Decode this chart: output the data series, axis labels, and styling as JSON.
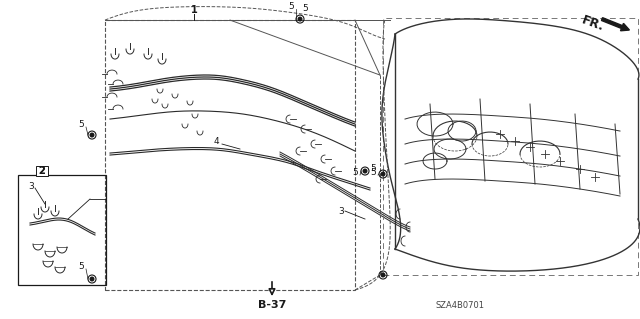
{
  "bg_color": "#ffffff",
  "line_color": "#1a1a1a",
  "dashed_color": "#555555",
  "fig_width": 6.4,
  "fig_height": 3.19,
  "dpi": 100,
  "ref_code": "SZA4B0701",
  "page_ref": "B-37",
  "fr_label": "FR."
}
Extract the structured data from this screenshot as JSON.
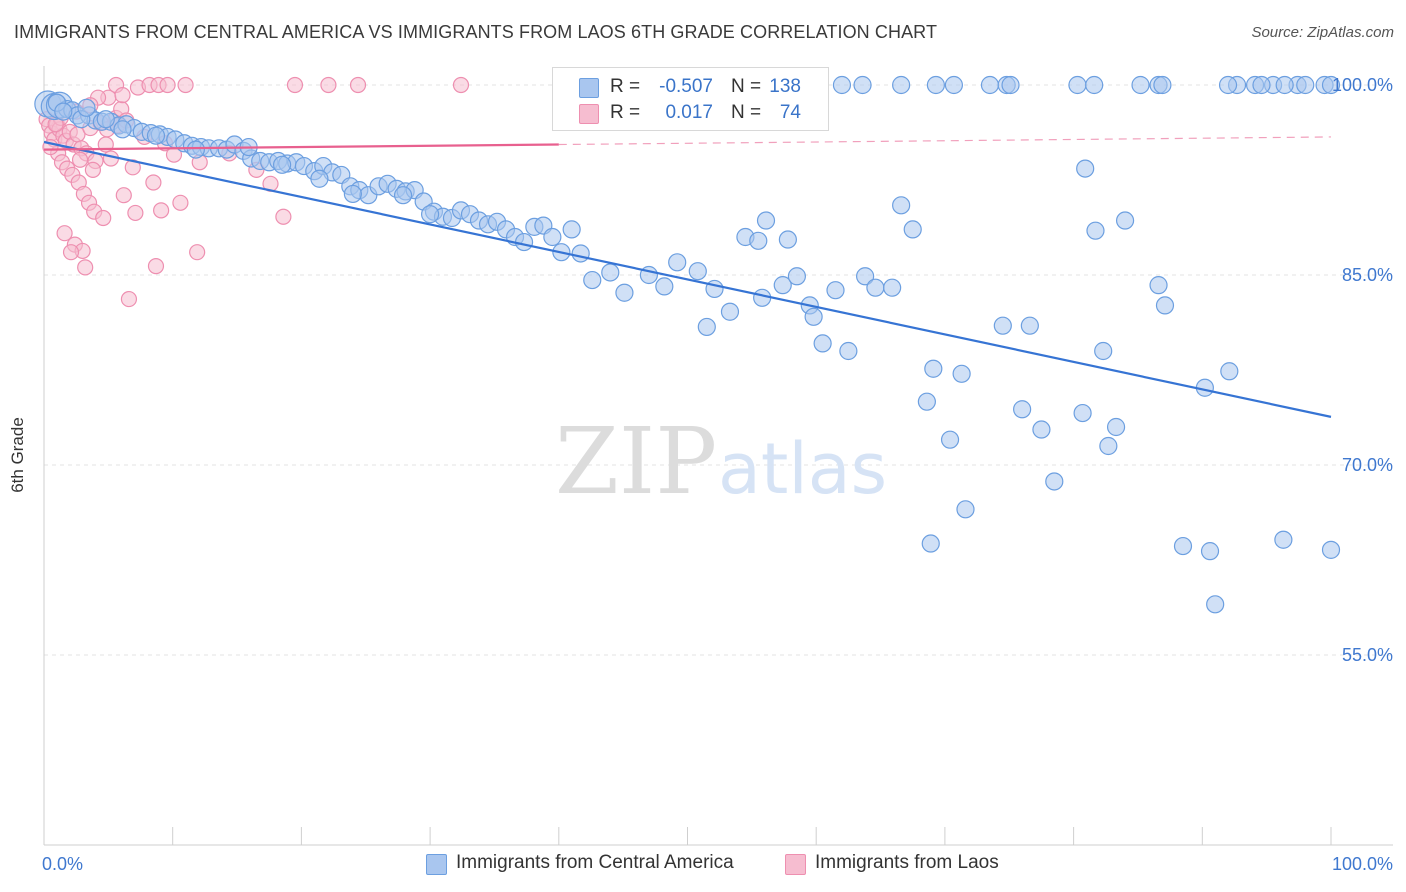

- What to work on
Can you retype every record above exactly, leaving out the pictures?

- Output of the exercise
Decode this chart: output the data series, axis labels, and styling as JSON.
{
  "bg_color": "#ffffff",
  "line_color": "#1a1a1a",
  "dashed_color": "#555555",
  "fig_width": 6.4,
  "fig_height": 3.19,
  "dpi": 100,
  "ref_code": "SZA4B0701",
  "page_ref": "B-37",
  "fr_label": "FR."
}
Extract the structured data from this screenshot as JSON.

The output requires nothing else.